→ **What the task requires**: From the listing below, extract each entry exactly as written, minus the images.

------------------------------------

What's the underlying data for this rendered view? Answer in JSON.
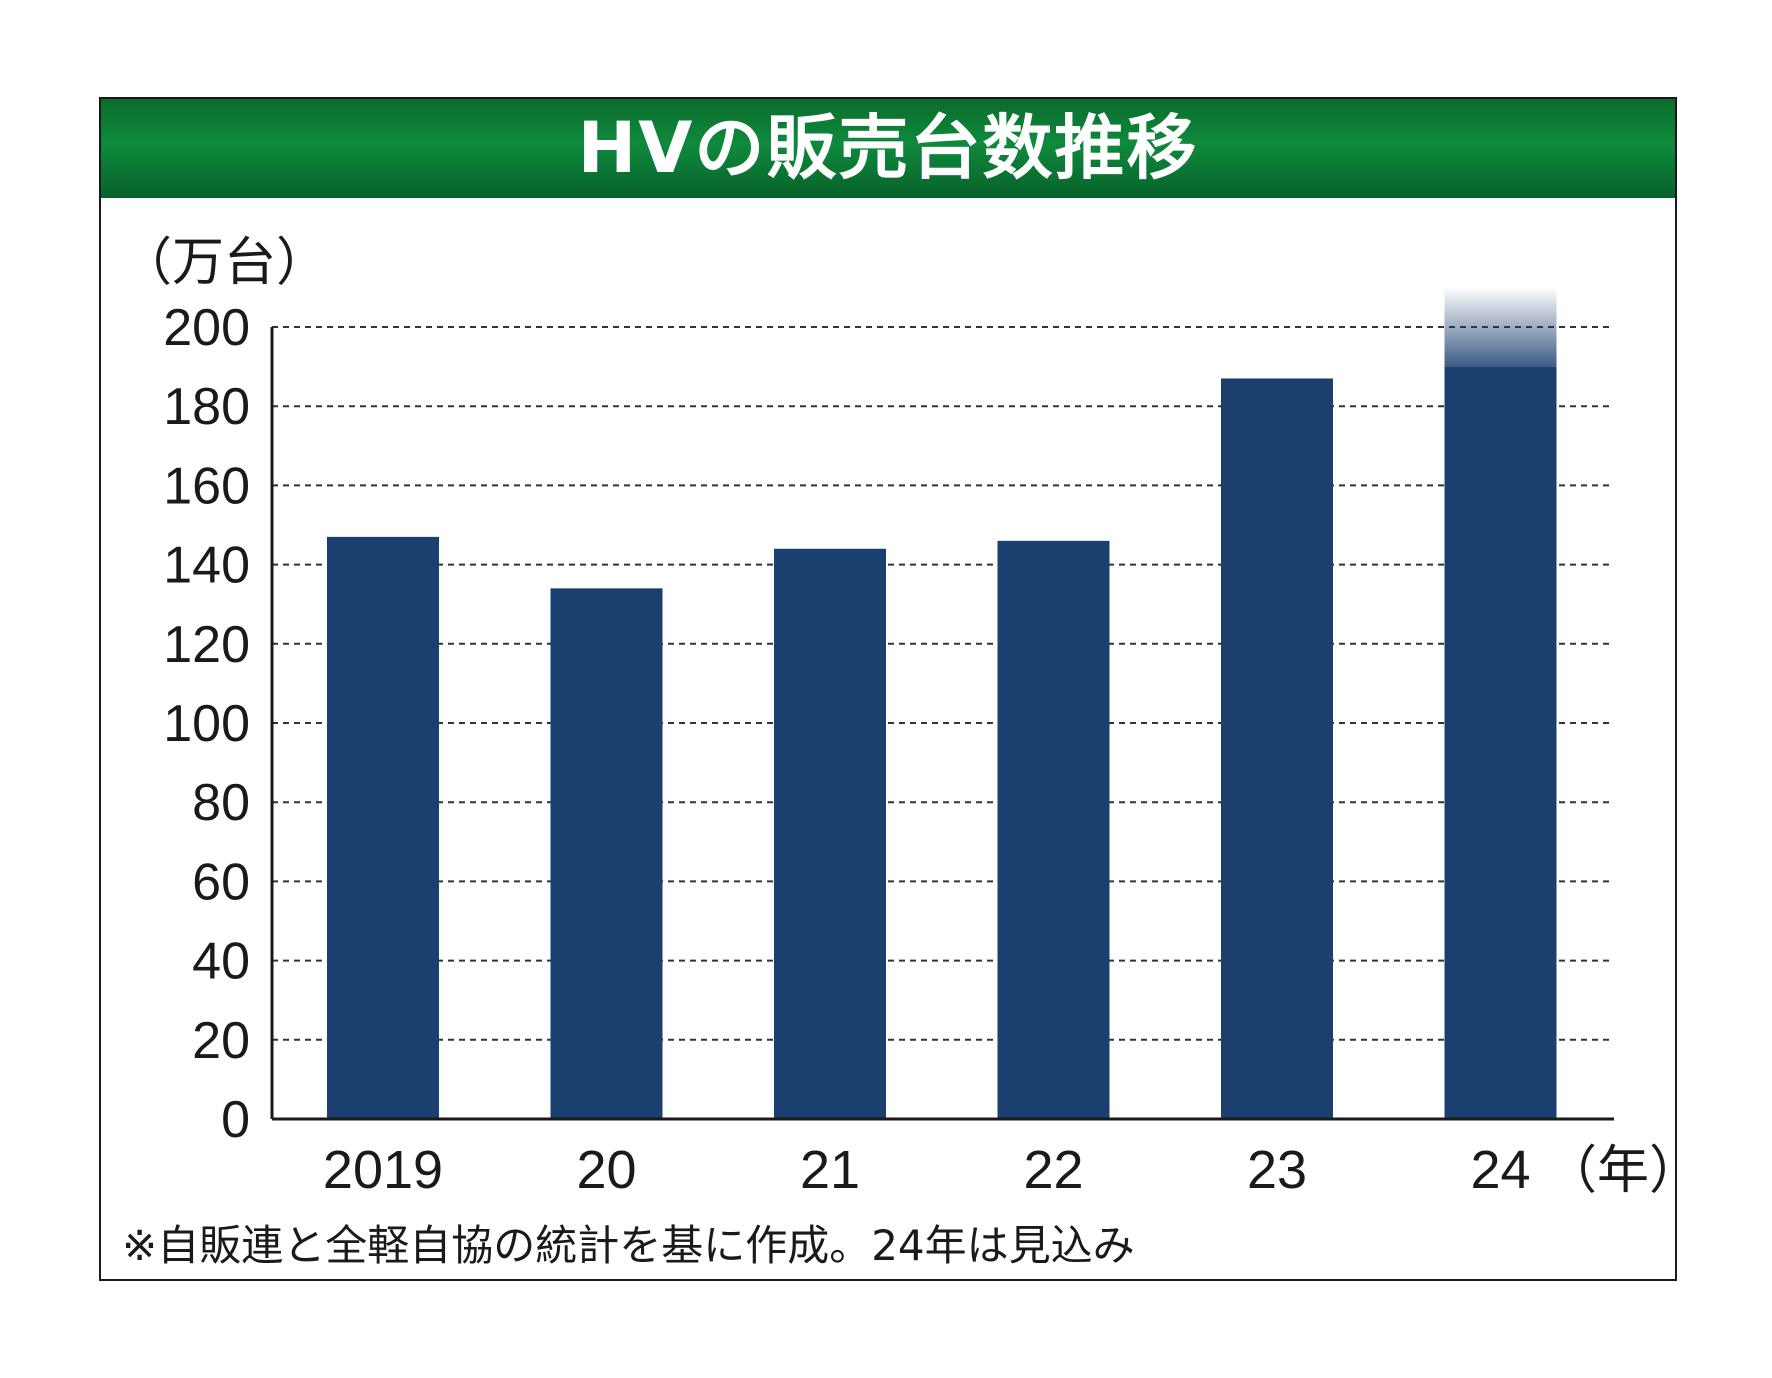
{
  "chart_data": {
    "type": "bar",
    "title": "HVの販売台数推移",
    "ylabel": "（万台）",
    "xlabel": "（年）",
    "categories": [
      "2019",
      "20",
      "21",
      "22",
      "23",
      "24"
    ],
    "values": [
      147,
      134,
      144,
      146,
      187,
      200
    ],
    "ylim": [
      0,
      200
    ],
    "yticks": [
      0,
      20,
      40,
      60,
      80,
      100,
      120,
      140,
      160,
      180,
      200
    ],
    "grid": true,
    "bar_color": "#1b3f6e",
    "note": "※自販連と全軽自協の統計を基に作成。24年は見込み"
  }
}
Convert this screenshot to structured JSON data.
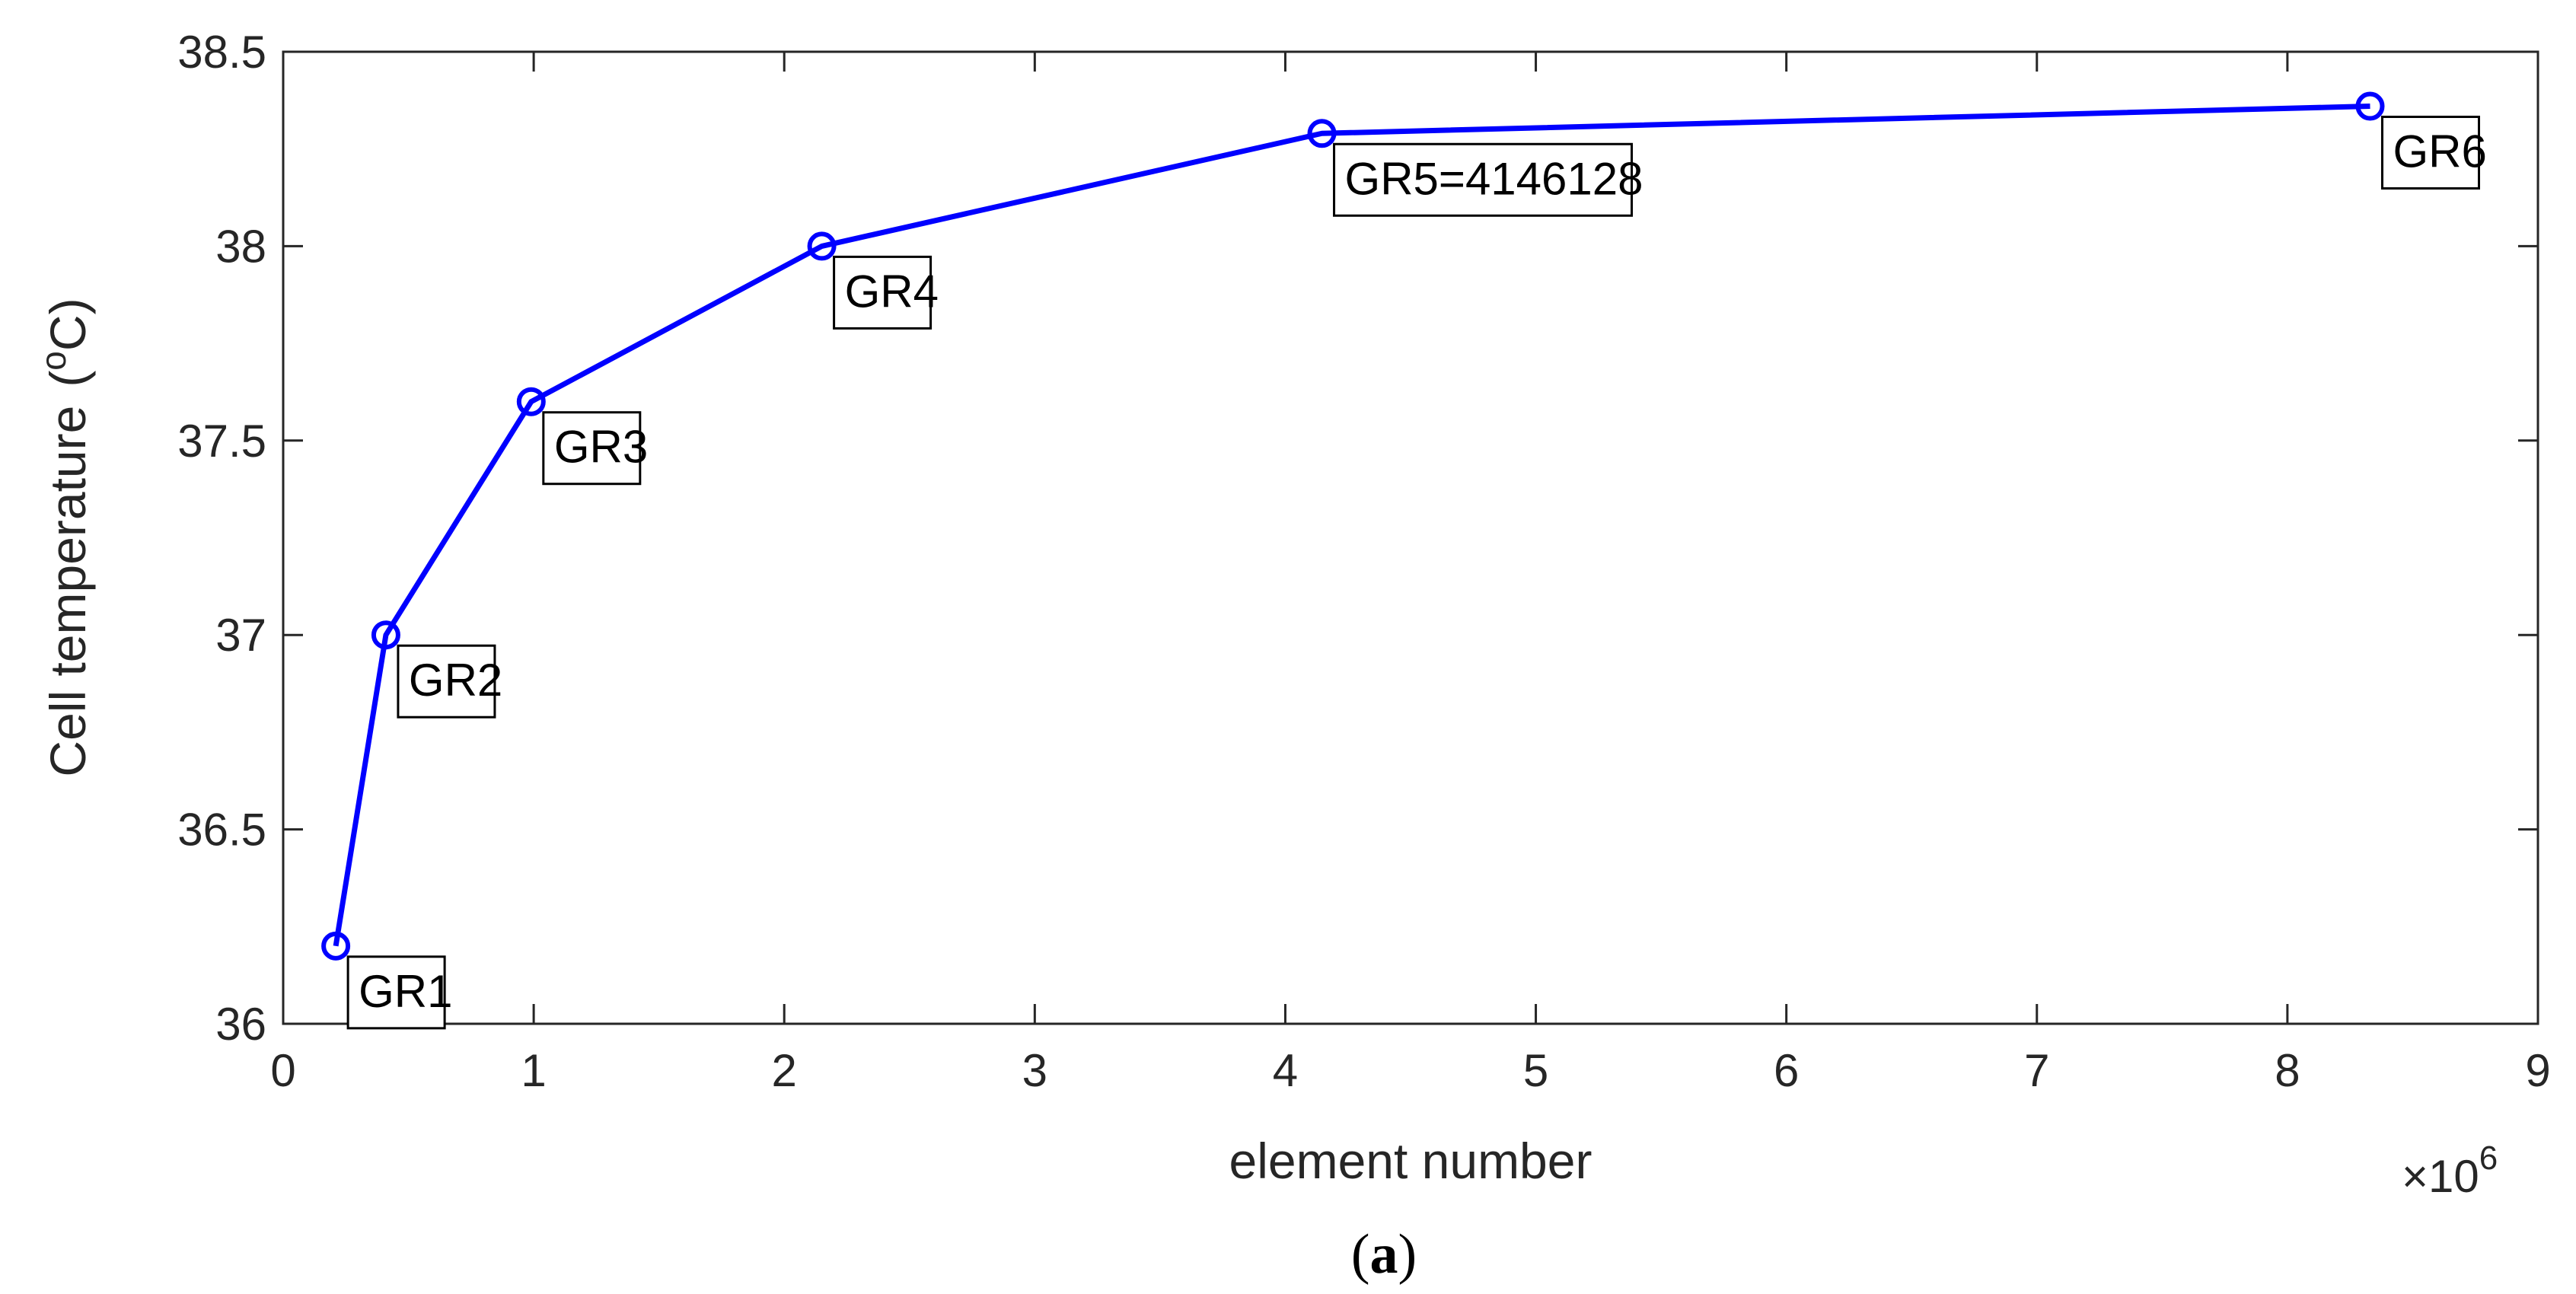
{
  "chart_data": {
    "type": "line",
    "xlabel": "element number",
    "ylabel": "Cell temperature",
    "ylabel_unit_degree": "o",
    "ylabel_unit_letter": "C",
    "x_exponent_prefix": "×10",
    "x_exponent_power": "6",
    "xlim": [
      0,
      9
    ],
    "ylim": [
      36,
      38.5
    ],
    "x_scale_factor": 1000000,
    "x_ticks": [
      0,
      1,
      2,
      3,
      4,
      5,
      6,
      7,
      8,
      9
    ],
    "x_tick_labels": [
      "0",
      "1",
      "2",
      "3",
      "4",
      "5",
      "6",
      "7",
      "8",
      "9"
    ],
    "y_ticks": [
      36,
      36.5,
      37,
      37.5,
      38,
      38.5
    ],
    "y_tick_labels": [
      "36",
      "36.5",
      "37",
      "37.5",
      "38",
      "38.5"
    ],
    "grid": false,
    "color": "#0000ff",
    "marker": "circle",
    "points": [
      {
        "label": "GR1",
        "x": 0.21,
        "y": 36.2
      },
      {
        "label": "GR2",
        "x": 0.41,
        "y": 37.0
      },
      {
        "label": "GR3",
        "x": 0.99,
        "y": 37.6
      },
      {
        "label": "GR4",
        "x": 2.15,
        "y": 38.0
      },
      {
        "label": "GR5=4146128",
        "x": 4.146128,
        "y": 38.29
      },
      {
        "label": "GR6",
        "x": 8.33,
        "y": 38.36
      }
    ]
  },
  "caption": {
    "open": "(",
    "letter": "a",
    "close": ")"
  }
}
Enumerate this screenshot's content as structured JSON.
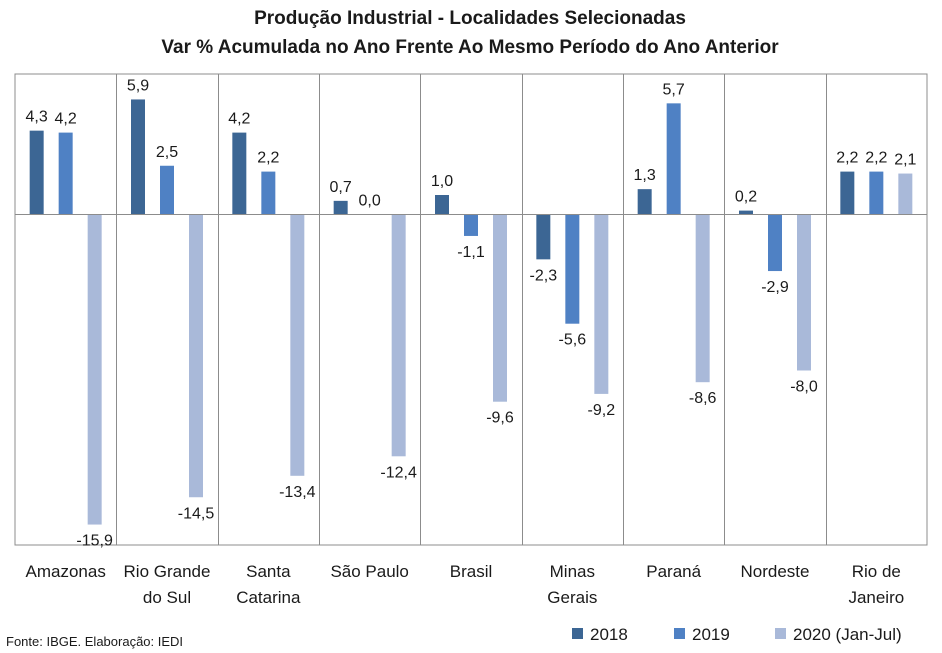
{
  "chart_data": {
    "type": "bar",
    "title": "Produção Industrial - Localidades Selecionadas",
    "subtitle": "Var % Acumulada no Ano Frente Ao Mesmo Período do Ano Anterior",
    "categories": [
      [
        "Amazonas"
      ],
      [
        "Rio Grande",
        "do Sul"
      ],
      [
        "Santa",
        "Catarina"
      ],
      [
        "São Paulo"
      ],
      [
        "Brasil"
      ],
      [
        "Minas",
        "Gerais"
      ],
      [
        "Paraná"
      ],
      [
        "Nordeste"
      ],
      [
        "Rio de",
        "Janeiro"
      ]
    ],
    "series": [
      {
        "name": "2018",
        "color": "#3c6694",
        "values": [
          4.3,
          5.9,
          4.2,
          0.7,
          1.0,
          -2.3,
          1.3,
          0.2,
          2.2
        ],
        "labels": [
          "4,3",
          "5,9",
          "4,2",
          "0,7",
          "1,0",
          "-2,3",
          "1,3",
          "0,2",
          "2,2"
        ]
      },
      {
        "name": "2019",
        "color": "#4f81c4",
        "values": [
          4.2,
          2.5,
          2.2,
          0.0,
          -1.1,
          -5.6,
          5.7,
          -2.9,
          2.2
        ],
        "labels": [
          "4,2",
          "2,5",
          "2,2",
          "0,0",
          "-1,1",
          "-5,6",
          "5,7",
          "-2,9",
          "2,2"
        ]
      },
      {
        "name": "2020 (Jan-Jul)",
        "color": "#a9b9d9",
        "values": [
          -15.9,
          -14.5,
          -13.4,
          -12.4,
          -9.6,
          -9.2,
          -8.6,
          -8.0,
          2.1
        ],
        "labels": [
          "-15,9",
          "-14,5",
          "-13,4",
          "-12,4",
          "-9,6",
          "-9,2",
          "-8,6",
          "-8,0",
          "2,1"
        ]
      }
    ],
    "ylim": [
      -16.5,
      7.5
    ],
    "grid": false,
    "legend": "bottom-right"
  },
  "source": "Fonte: IBGE. Elaboração: IEDI"
}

------------------------------------

→ **Output of the exercise**:
What's the underlying data for this rendered view? Answer in JSON.
{
  "chart_data": {
    "type": "bar",
    "title": "HVの販売台数推移",
    "ylabel": "（万台）",
    "xlabel": "（年）",
    "categories": [
      "2019",
      "20",
      "21",
      "22",
      "23",
      "24"
    ],
    "values": [
      147,
      134,
      144,
      146,
      187,
      200
    ],
    "ylim": [
      0,
      200
    ],
    "yticks": [
      0,
      20,
      40,
      60,
      80,
      100,
      120,
      140,
      160,
      180,
      200
    ],
    "grid": true,
    "bar_color": "#1b3f6e",
    "note": "※自販連と全軽自協の統計を基に作成。24年は見込み"
  }
}
Convert this screenshot to structured JSON data.
{
  "chart_data": {
    "type": "line",
    "xlabel": "element number",
    "ylabel": "Cell temperature",
    "ylabel_unit_degree": "o",
    "ylabel_unit_letter": "C",
    "x_exponent_prefix": "×10",
    "x_exponent_power": "6",
    "xlim": [
      0,
      9
    ],
    "ylim": [
      36,
      38.5
    ],
    "x_scale_factor": 1000000,
    "x_ticks": [
      0,
      1,
      2,
      3,
      4,
      5,
      6,
      7,
      8,
      9
    ],
    "x_tick_labels": [
      "0",
      "1",
      "2",
      "3",
      "4",
      "5",
      "6",
      "7",
      "8",
      "9"
    ],
    "y_ticks": [
      36,
      36.5,
      37,
      37.5,
      38,
      38.5
    ],
    "y_tick_labels": [
      "36",
      "36.5",
      "37",
      "37.5",
      "38",
      "38.5"
    ],
    "grid": false,
    "color": "#0000ff",
    "marker": "circle",
    "points": [
      {
        "label": "GR1",
        "x": 0.21,
        "y": 36.2
      },
      {
        "label": "GR2",
        "x": 0.41,
        "y": 37.0
      },
      {
        "label": "GR3",
        "x": 0.99,
        "y": 37.6
      },
      {
        "label": "GR4",
        "x": 2.15,
        "y": 38.0
      },
      {
        "label": "GR5=4146128",
        "x": 4.146128,
        "y": 38.29
      },
      {
        "label": "GR6",
        "x": 8.33,
        "y": 38.36
      }
    ]
  },
  "caption": {
    "open": "(",
    "letter": "a",
    "close": ")"
  }
}
Enumerate this screenshot's content as structured JSON.
{
  "chart_data": {
    "type": "bar",
    "title": "Produção Industrial - Localidades Selecionadas",
    "subtitle": "Var % Acumulada no Ano Frente Ao Mesmo Período do Ano Anterior",
    "categories": [
      [
        "Amazonas"
      ],
      [
        "Rio Grande",
        "do Sul"
      ],
      [
        "Santa",
        "Catarina"
      ],
      [
        "São Paulo"
      ],
      [
        "Brasil"
      ],
      [
        "Minas",
        "Gerais"
      ],
      [
        "Paraná"
      ],
      [
        "Nordeste"
      ],
      [
        "Rio de",
        "Janeiro"
      ]
    ],
    "series": [
      {
        "name": "2018",
        "color": "#3c6694",
        "values": [
          4.3,
          5.9,
          4.2,
          0.7,
          1.0,
          -2.3,
          1.3,
          0.2,
          2.2
        ],
        "labels": [
          "4,3",
          "5,9",
          "4,2",
          "0,7",
          "1,0",
          "-2,3",
          "1,3",
          "0,2",
          "2,2"
        ]
      },
      {
        "name": "2019",
        "color": "#4f81c4",
        "values": [
          4.2,
          2.5,
          2.2,
          0.0,
          -1.1,
          -5.6,
          5.7,
          -2.9,
          2.2
        ],
        "labels": [
          "4,2",
          "2,5",
          "2,2",
          "0,0",
          "-1,1",
          "-5,6",
          "5,7",
          "-2,9",
          "2,2"
        ]
      },
      {
        "name": "2020 (Jan-Jul)",
        "color": "#a9b9d9",
        "values": [
          -15.9,
          -14.5,
          -13.4,
          -12.4,
          -9.6,
          -9.2,
          -8.6,
          -8.0,
          2.1
        ],
        "labels": [
          "-15,9",
          "-14,5",
          "-13,4",
          "-12,4",
          "-9,6",
          "-9,2",
          "-8,6",
          "-8,0",
          "2,1"
        ]
      }
    ],
    "ylim": [
      -16.5,
      7.5
    ],
    "grid": false,
    "legend": "bottom-right"
  },
  "source": "Fonte: IBGE. Elaboração: IEDI"
}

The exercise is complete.